All of the data below must be repeated exactly.

/---

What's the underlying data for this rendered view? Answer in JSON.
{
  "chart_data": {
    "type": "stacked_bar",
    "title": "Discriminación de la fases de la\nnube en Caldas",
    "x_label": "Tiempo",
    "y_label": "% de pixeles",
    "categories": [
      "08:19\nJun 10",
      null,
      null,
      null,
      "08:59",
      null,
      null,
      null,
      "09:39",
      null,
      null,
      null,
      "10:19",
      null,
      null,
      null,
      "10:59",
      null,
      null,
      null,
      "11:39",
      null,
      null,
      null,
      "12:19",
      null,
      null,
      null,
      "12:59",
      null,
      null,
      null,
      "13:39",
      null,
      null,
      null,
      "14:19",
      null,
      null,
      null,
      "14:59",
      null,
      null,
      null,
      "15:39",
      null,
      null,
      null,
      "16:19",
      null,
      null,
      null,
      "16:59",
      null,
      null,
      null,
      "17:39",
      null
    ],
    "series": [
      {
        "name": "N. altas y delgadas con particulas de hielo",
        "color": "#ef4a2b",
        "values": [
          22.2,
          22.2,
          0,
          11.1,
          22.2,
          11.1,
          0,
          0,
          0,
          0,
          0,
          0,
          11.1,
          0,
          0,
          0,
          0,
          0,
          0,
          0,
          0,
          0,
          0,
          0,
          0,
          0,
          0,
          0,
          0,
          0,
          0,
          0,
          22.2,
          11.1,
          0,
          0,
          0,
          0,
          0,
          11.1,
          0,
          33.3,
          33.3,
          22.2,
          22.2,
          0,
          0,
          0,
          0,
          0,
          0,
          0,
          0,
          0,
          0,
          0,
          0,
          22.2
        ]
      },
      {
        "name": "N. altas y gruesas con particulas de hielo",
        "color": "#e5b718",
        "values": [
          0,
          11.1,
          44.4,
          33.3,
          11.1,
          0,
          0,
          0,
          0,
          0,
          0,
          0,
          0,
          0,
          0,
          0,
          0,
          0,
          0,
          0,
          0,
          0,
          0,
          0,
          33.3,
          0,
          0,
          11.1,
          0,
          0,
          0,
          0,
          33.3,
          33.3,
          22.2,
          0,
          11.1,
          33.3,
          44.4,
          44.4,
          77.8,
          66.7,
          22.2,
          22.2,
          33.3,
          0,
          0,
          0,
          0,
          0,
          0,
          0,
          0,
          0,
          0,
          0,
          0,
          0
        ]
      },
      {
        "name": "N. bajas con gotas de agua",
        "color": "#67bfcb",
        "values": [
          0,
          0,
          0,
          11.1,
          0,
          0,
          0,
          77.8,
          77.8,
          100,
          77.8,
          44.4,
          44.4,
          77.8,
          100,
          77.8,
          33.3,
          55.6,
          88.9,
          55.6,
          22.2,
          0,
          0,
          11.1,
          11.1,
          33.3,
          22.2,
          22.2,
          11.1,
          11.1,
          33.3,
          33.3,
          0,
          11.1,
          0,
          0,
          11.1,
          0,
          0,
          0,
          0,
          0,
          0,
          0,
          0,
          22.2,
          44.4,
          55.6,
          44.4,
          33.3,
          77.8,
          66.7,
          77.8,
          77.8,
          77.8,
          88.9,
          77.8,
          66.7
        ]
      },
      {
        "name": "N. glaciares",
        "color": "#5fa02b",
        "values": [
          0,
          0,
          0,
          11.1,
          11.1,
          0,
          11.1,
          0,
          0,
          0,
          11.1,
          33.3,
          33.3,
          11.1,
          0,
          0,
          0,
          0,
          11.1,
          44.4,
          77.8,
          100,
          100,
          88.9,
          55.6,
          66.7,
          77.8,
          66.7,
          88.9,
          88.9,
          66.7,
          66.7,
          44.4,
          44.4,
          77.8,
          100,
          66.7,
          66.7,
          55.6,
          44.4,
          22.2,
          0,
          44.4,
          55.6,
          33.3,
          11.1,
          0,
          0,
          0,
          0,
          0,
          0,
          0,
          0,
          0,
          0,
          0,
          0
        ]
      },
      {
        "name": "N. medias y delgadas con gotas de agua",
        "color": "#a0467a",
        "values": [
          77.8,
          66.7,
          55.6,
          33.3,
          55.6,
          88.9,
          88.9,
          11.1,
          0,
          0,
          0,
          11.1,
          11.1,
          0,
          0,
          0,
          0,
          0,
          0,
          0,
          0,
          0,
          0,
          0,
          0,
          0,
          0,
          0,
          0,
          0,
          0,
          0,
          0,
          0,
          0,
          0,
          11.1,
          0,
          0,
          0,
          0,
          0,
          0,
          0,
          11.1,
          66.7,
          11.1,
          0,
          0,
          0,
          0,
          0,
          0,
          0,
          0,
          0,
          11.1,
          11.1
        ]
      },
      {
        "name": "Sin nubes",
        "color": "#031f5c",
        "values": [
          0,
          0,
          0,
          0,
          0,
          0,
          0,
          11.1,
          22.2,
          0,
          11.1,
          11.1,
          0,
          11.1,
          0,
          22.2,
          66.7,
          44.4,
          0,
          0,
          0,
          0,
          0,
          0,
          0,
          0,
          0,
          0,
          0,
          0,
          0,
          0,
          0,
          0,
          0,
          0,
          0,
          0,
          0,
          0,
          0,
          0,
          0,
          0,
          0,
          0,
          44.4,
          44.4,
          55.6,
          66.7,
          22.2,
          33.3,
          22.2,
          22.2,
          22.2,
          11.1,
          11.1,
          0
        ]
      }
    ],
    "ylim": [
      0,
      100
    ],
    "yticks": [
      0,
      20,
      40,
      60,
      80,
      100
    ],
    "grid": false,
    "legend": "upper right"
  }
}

\---

*Result of this exercise:*
What's the underlying data for this rendered view? Answer in JSON.
{
  "chart_data": {
    "type": "stacked_bar",
    "title": "Discriminación de la fases de la\nnube en Caldas",
    "x_label": "Tiempo",
    "y_label": "% de pixeles",
    "categories": [
      "08:19\nJun 10",
      null,
      null,
      null,
      "08:59",
      null,
      null,
      null,
      "09:39",
      null,
      null,
      null,
      "10:19",
      null,
      null,
      null,
      "10:59",
      null,
      null,
      null,
      "11:39",
      null,
      null,
      null,
      "12:19",
      null,
      null,
      null,
      "12:59",
      null,
      null,
      null,
      "13:39",
      null,
      null,
      null,
      "14:19",
      null,
      null,
      null,
      "14:59",
      null,
      null,
      null,
      "15:39",
      null,
      null,
      null,
      "16:19",
      null,
      null,
      null,
      "16:59",
      null,
      null,
      null,
      "17:39",
      null
    ],
    "series": [
      {
        "name": "N. altas y delgadas con particulas de hielo",
        "color": "#ef4a2b",
        "values": [
          22.2,
          22.2,
          0,
          11.1,
          22.2,
          11.1,
          0,
          0,
          0,
          0,
          0,
          0,
          11.1,
          0,
          0,
          0,
          0,
          0,
          0,
          0,
          0,
          0,
          0,
          0,
          0,
          0,
          0,
          0,
          0,
          0,
          0,
          0,
          22.2,
          11.1,
          0,
          0,
          0,
          0,
          0,
          11.1,
          0,
          33.3,
          33.3,
          22.2,
          22.2,
          0,
          0,
          0,
          0,
          0,
          0,
          0,
          0,
          0,
          0,
          0,
          0,
          22.2
        ]
      },
      {
        "name": "N. altas y gruesas con particulas de hielo",
        "color": "#e5b718",
        "values": [
          0,
          11.1,
          44.4,
          33.3,
          11.1,
          0,
          0,
          0,
          0,
          0,
          0,
          0,
          0,
          0,
          0,
          0,
          0,
          0,
          0,
          0,
          0,
          0,
          0,
          0,
          33.3,
          0,
          0,
          11.1,
          0,
          0,
          0,
          0,
          33.3,
          33.3,
          22.2,
          0,
          11.1,
          33.3,
          44.4,
          44.4,
          77.8,
          66.7,
          22.2,
          22.2,
          33.3,
          0,
          0,
          0,
          0,
          0,
          0,
          0,
          0,
          0,
          0,
          0,
          0,
          0
        ]
      },
      {
        "name": "N. bajas con gotas de agua",
        "color": "#67bfcb",
        "values": [
          0,
          0,
          0,
          11.1,
          0,
          0,
          0,
          77.8,
          77.8,
          100,
          77.8,
          44.4,
          44.4,
          77.8,
          100,
          77.8,
          33.3,
          55.6,
          88.9,
          55.6,
          22.2,
          0,
          0,
          11.1,
          11.1,
          33.3,
          22.2,
          22.2,
          11.1,
          11.1,
          33.3,
          33.3,
          0,
          11.1,
          0,
          0,
          11.1,
          0,
          0,
          0,
          0,
          0,
          0,
          0,
          0,
          22.2,
          44.4,
          55.6,
          44.4,
          33.3,
          77.8,
          66.7,
          77.8,
          77.8,
          77.8,
          88.9,
          77.8,
          66.7
        ]
      },
      {
        "name": "N. glaciares",
        "color": "#5fa02b",
        "values": [
          0,
          0,
          0,
          11.1,
          11.1,
          0,
          11.1,
          0,
          0,
          0,
          11.1,
          33.3,
          33.3,
          11.1,
          0,
          0,
          0,
          0,
          11.1,
          44.4,
          77.8,
          100,
          100,
          88.9,
          55.6,
          66.7,
          77.8,
          66.7,
          88.9,
          88.9,
          66.7,
          66.7,
          44.4,
          44.4,
          77.8,
          100,
          66.7,
          66.7,
          55.6,
          44.4,
          22.2,
          0,
          44.4,
          55.6,
          33.3,
          11.1,
          0,
          0,
          0,
          0,
          0,
          0,
          0,
          0,
          0,
          0,
          0,
          0
        ]
      },
      {
        "name": "N. medias y delgadas con gotas de agua",
        "color": "#a0467a",
        "values": [
          77.8,
          66.7,
          55.6,
          33.3,
          55.6,
          88.9,
          88.9,
          11.1,
          0,
          0,
          0,
          11.1,
          11.1,
          0,
          0,
          0,
          0,
          0,
          0,
          0,
          0,
          0,
          0,
          0,
          0,
          0,
          0,
          0,
          0,
          0,
          0,
          0,
          0,
          0,
          0,
          0,
          11.1,
          0,
          0,
          0,
          0,
          0,
          0,
          0,
          11.1,
          66.7,
          11.1,
          0,
          0,
          0,
          0,
          0,
          0,
          0,
          0,
          0,
          11.1,
          11.1
        ]
      },
      {
        "name": "Sin nubes",
        "color": "#031f5c",
        "values": [
          0,
          0,
          0,
          0,
          0,
          0,
          0,
          11.1,
          22.2,
          0,
          11.1,
          11.1,
          0,
          11.1,
          0,
          22.2,
          66.7,
          44.4,
          0,
          0,
          0,
          0,
          0,
          0,
          0,
          0,
          0,
          0,
          0,
          0,
          0,
          0,
          0,
          0,
          0,
          0,
          0,
          0,
          0,
          0,
          0,
          0,
          0,
          0,
          0,
          0,
          44.4,
          44.4,
          55.6,
          66.7,
          22.2,
          33.3,
          22.2,
          22.2,
          22.2,
          11.1,
          11.1,
          0
        ]
      }
    ],
    "ylim": [
      0,
      100
    ],
    "yticks": [
      0,
      20,
      40,
      60,
      80,
      100
    ],
    "grid": false,
    "legend": "upper right"
  }
}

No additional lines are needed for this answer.